**WHAT YOU ARE ASKED TO DO:**
Restate the listing below word for word, omitting any images.

[START]

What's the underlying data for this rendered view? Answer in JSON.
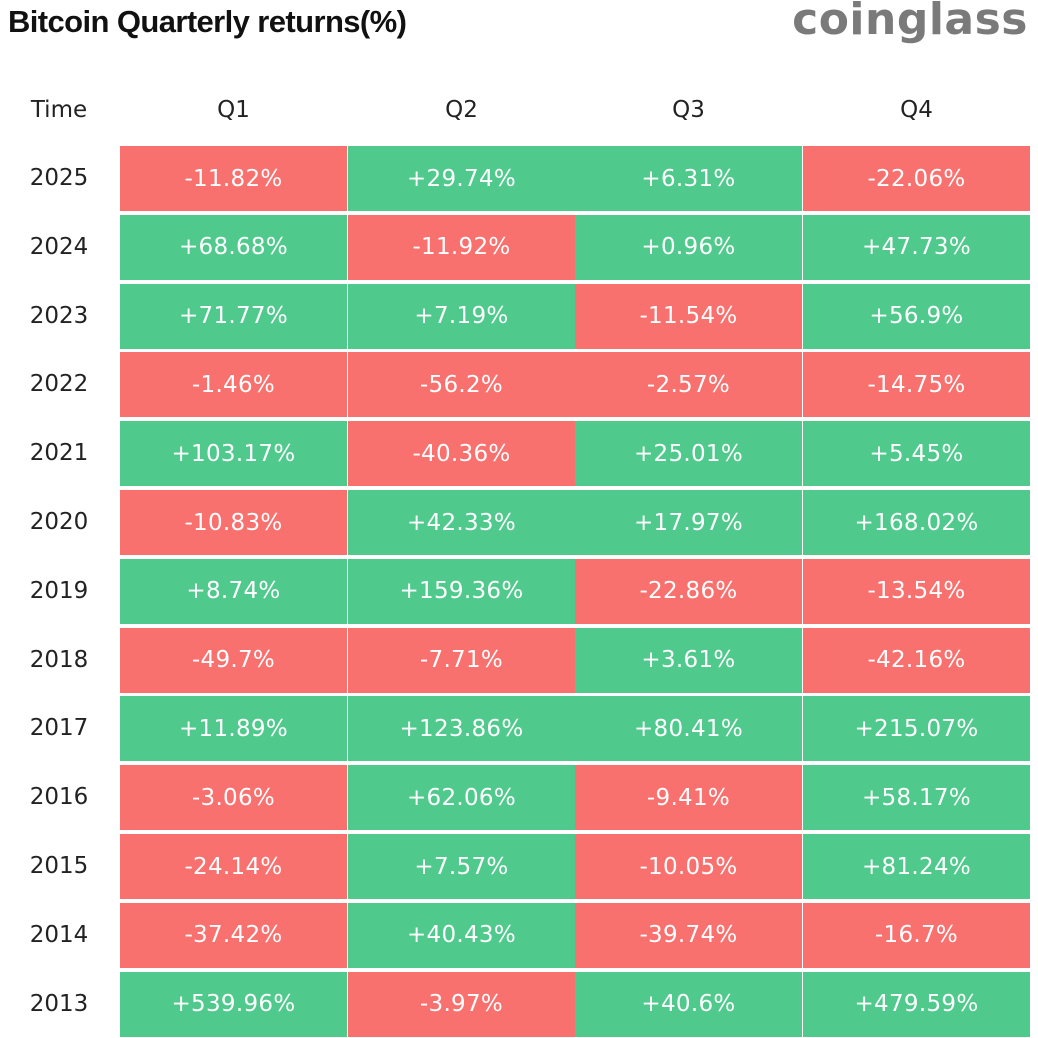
{
  "header": {
    "title": "Bitcoin Quarterly returns(%)",
    "brand": "coinglass"
  },
  "colors": {
    "positive": "#4fca8c",
    "negative": "#f9716f"
  },
  "chart_data": {
    "type": "heatmap",
    "title": "Bitcoin Quarterly returns(%)",
    "row_header": "Time",
    "columns": [
      "Q1",
      "Q2",
      "Q3",
      "Q4"
    ],
    "unit": "%",
    "rows": [
      {
        "year": "2025",
        "labels": [
          "-11.82%",
          "+29.74%",
          "+6.31%",
          "-22.06%"
        ],
        "values": [
          -11.82,
          29.74,
          6.31,
          -22.06
        ]
      },
      {
        "year": "2024",
        "labels": [
          "+68.68%",
          "-11.92%",
          "+0.96%",
          "+47.73%"
        ],
        "values": [
          68.68,
          -11.92,
          0.96,
          47.73
        ]
      },
      {
        "year": "2023",
        "labels": [
          "+71.77%",
          "+7.19%",
          "-11.54%",
          "+56.9%"
        ],
        "values": [
          71.77,
          7.19,
          -11.54,
          56.9
        ]
      },
      {
        "year": "2022",
        "labels": [
          "-1.46%",
          "-56.2%",
          "-2.57%",
          "-14.75%"
        ],
        "values": [
          -1.46,
          -56.2,
          -2.57,
          -14.75
        ]
      },
      {
        "year": "2021",
        "labels": [
          "+103.17%",
          "-40.36%",
          "+25.01%",
          "+5.45%"
        ],
        "values": [
          103.17,
          -40.36,
          25.01,
          5.45
        ]
      },
      {
        "year": "2020",
        "labels": [
          "-10.83%",
          "+42.33%",
          "+17.97%",
          "+168.02%"
        ],
        "values": [
          -10.83,
          42.33,
          17.97,
          168.02
        ]
      },
      {
        "year": "2019",
        "labels": [
          "+8.74%",
          "+159.36%",
          "-22.86%",
          "-13.54%"
        ],
        "values": [
          8.74,
          159.36,
          -22.86,
          -13.54
        ]
      },
      {
        "year": "2018",
        "labels": [
          "-49.7%",
          "-7.71%",
          "+3.61%",
          "-42.16%"
        ],
        "values": [
          -49.7,
          -7.71,
          3.61,
          -42.16
        ]
      },
      {
        "year": "2017",
        "labels": [
          "+11.89%",
          "+123.86%",
          "+80.41%",
          "+215.07%"
        ],
        "values": [
          11.89,
          123.86,
          80.41,
          215.07
        ]
      },
      {
        "year": "2016",
        "labels": [
          "-3.06%",
          "+62.06%",
          "-9.41%",
          "+58.17%"
        ],
        "values": [
          -3.06,
          62.06,
          -9.41,
          58.17
        ]
      },
      {
        "year": "2015",
        "labels": [
          "-24.14%",
          "+7.57%",
          "-10.05%",
          "+81.24%"
        ],
        "values": [
          -24.14,
          7.57,
          -10.05,
          81.24
        ]
      },
      {
        "year": "2014",
        "labels": [
          "-37.42%",
          "+40.43%",
          "-39.74%",
          "-16.7%"
        ],
        "values": [
          -37.42,
          40.43,
          -39.74,
          -16.7
        ]
      },
      {
        "year": "2013",
        "labels": [
          "+539.96%",
          "-3.97%",
          "+40.6%",
          "+479.59%"
        ],
        "values": [
          539.96,
          -3.97,
          40.6,
          479.59
        ]
      }
    ]
  }
}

[END]

**EXERCISE OUTPUT:**
What's the underlying data for this rendered view? Answer in JSON.
{
  "header": {
    "title": "Bitcoin Quarterly returns(%)",
    "brand": "coinglass"
  },
  "colors": {
    "positive": "#4fca8c",
    "negative": "#f9716f"
  },
  "chart_data": {
    "type": "heatmap",
    "title": "Bitcoin Quarterly returns(%)",
    "row_header": "Time",
    "columns": [
      "Q1",
      "Q2",
      "Q3",
      "Q4"
    ],
    "unit": "%",
    "rows": [
      {
        "year": "2025",
        "labels": [
          "-11.82%",
          "+29.74%",
          "+6.31%",
          "-22.06%"
        ],
        "values": [
          -11.82,
          29.74,
          6.31,
          -22.06
        ]
      },
      {
        "year": "2024",
        "labels": [
          "+68.68%",
          "-11.92%",
          "+0.96%",
          "+47.73%"
        ],
        "values": [
          68.68,
          -11.92,
          0.96,
          47.73
        ]
      },
      {
        "year": "2023",
        "labels": [
          "+71.77%",
          "+7.19%",
          "-11.54%",
          "+56.9%"
        ],
        "values": [
          71.77,
          7.19,
          -11.54,
          56.9
        ]
      },
      {
        "year": "2022",
        "labels": [
          "-1.46%",
          "-56.2%",
          "-2.57%",
          "-14.75%"
        ],
        "values": [
          -1.46,
          -56.2,
          -2.57,
          -14.75
        ]
      },
      {
        "year": "2021",
        "labels": [
          "+103.17%",
          "-40.36%",
          "+25.01%",
          "+5.45%"
        ],
        "values": [
          103.17,
          -40.36,
          25.01,
          5.45
        ]
      },
      {
        "year": "2020",
        "labels": [
          "-10.83%",
          "+42.33%",
          "+17.97%",
          "+168.02%"
        ],
        "values": [
          -10.83,
          42.33,
          17.97,
          168.02
        ]
      },
      {
        "year": "2019",
        "labels": [
          "+8.74%",
          "+159.36%",
          "-22.86%",
          "-13.54%"
        ],
        "values": [
          8.74,
          159.36,
          -22.86,
          -13.54
        ]
      },
      {
        "year": "2018",
        "labels": [
          "-49.7%",
          "-7.71%",
          "+3.61%",
          "-42.16%"
        ],
        "values": [
          -49.7,
          -7.71,
          3.61,
          -42.16
        ]
      },
      {
        "year": "2017",
        "labels": [
          "+11.89%",
          "+123.86%",
          "+80.41%",
          "+215.07%"
        ],
        "values": [
          11.89,
          123.86,
          80.41,
          215.07
        ]
      },
      {
        "year": "2016",
        "labels": [
          "-3.06%",
          "+62.06%",
          "-9.41%",
          "+58.17%"
        ],
        "values": [
          -3.06,
          62.06,
          -9.41,
          58.17
        ]
      },
      {
        "year": "2015",
        "labels": [
          "-24.14%",
          "+7.57%",
          "-10.05%",
          "+81.24%"
        ],
        "values": [
          -24.14,
          7.57,
          -10.05,
          81.24
        ]
      },
      {
        "year": "2014",
        "labels": [
          "-37.42%",
          "+40.43%",
          "-39.74%",
          "-16.7%"
        ],
        "values": [
          -37.42,
          40.43,
          -39.74,
          -16.7
        ]
      },
      {
        "year": "2013",
        "labels": [
          "+539.96%",
          "-3.97%",
          "+40.6%",
          "+479.59%"
        ],
        "values": [
          539.96,
          -3.97,
          40.6,
          479.59
        ]
      }
    ]
  }
}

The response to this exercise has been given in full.